** Your objective **
Report only how many lines of the entries below contain the string "content".
** start Records to use **
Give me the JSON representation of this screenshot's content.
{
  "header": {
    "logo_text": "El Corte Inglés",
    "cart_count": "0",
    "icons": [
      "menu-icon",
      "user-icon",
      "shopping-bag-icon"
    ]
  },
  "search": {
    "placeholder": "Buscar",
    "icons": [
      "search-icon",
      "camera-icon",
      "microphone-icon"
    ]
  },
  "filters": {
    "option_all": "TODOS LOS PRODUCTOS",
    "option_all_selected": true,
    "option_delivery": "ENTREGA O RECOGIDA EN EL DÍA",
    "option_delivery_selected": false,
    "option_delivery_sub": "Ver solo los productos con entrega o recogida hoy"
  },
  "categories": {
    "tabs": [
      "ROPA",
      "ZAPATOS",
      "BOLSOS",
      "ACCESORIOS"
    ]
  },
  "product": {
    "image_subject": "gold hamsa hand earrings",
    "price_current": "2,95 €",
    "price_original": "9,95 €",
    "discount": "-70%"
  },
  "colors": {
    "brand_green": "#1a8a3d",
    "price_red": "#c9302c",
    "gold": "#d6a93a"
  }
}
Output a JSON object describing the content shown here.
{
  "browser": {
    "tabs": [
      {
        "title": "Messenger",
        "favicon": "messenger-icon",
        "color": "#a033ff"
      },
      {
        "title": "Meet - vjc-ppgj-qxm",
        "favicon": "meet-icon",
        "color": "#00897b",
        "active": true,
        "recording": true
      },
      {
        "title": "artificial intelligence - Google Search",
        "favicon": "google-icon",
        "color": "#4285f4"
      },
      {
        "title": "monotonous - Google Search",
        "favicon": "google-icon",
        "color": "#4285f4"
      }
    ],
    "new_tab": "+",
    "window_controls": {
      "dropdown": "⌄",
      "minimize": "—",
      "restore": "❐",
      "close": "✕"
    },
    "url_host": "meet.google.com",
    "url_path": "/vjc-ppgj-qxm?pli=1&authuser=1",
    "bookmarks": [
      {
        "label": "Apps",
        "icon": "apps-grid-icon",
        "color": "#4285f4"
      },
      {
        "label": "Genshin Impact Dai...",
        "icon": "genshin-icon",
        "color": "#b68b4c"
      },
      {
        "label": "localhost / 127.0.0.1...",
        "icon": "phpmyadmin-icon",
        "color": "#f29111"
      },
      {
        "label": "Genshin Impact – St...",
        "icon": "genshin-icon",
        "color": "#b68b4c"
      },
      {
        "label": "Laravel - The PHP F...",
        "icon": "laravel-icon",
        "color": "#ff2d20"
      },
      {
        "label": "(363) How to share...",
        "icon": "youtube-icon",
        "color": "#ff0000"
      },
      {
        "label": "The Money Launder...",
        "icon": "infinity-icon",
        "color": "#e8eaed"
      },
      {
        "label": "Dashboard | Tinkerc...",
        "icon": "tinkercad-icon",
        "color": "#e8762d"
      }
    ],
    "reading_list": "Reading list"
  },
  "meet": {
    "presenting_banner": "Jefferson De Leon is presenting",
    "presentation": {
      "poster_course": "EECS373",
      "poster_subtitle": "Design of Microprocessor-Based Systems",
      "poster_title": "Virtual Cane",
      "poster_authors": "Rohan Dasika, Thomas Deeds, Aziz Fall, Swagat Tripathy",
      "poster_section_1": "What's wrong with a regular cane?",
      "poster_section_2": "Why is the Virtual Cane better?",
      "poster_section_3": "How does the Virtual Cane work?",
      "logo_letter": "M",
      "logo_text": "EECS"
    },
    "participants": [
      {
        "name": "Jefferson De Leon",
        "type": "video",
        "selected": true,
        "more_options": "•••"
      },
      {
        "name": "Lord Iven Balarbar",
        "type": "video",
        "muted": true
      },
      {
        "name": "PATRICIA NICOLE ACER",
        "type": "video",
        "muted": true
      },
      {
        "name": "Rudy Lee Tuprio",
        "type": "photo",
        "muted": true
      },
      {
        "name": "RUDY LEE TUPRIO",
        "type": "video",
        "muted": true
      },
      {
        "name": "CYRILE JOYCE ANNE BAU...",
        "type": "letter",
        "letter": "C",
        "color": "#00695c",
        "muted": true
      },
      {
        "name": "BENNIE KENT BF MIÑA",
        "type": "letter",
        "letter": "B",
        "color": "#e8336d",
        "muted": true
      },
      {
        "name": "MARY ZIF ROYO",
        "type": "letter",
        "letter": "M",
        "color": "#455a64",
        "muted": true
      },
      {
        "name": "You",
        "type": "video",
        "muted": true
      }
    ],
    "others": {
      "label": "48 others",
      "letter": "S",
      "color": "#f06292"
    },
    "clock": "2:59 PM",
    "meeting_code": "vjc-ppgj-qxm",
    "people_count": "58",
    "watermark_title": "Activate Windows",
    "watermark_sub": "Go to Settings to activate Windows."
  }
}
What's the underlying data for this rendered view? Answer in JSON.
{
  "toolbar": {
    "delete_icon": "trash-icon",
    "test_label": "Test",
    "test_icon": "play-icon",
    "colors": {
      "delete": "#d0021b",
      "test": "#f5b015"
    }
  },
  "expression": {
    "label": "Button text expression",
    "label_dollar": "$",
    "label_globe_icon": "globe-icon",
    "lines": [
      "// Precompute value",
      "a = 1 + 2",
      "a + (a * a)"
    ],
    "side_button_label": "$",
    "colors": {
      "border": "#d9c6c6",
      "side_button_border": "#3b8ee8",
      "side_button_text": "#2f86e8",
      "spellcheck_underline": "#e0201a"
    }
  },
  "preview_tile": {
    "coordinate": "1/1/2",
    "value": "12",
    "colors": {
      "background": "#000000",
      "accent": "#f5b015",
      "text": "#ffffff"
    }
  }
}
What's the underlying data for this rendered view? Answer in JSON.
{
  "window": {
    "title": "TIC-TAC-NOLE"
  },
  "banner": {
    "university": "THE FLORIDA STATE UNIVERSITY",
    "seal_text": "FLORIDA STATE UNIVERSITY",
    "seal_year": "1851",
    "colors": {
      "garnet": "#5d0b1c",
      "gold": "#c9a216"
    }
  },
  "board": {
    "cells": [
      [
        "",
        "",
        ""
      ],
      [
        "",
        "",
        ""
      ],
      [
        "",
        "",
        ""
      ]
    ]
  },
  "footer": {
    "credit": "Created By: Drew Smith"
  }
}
** end Records to use **
** Output of the exercise **
2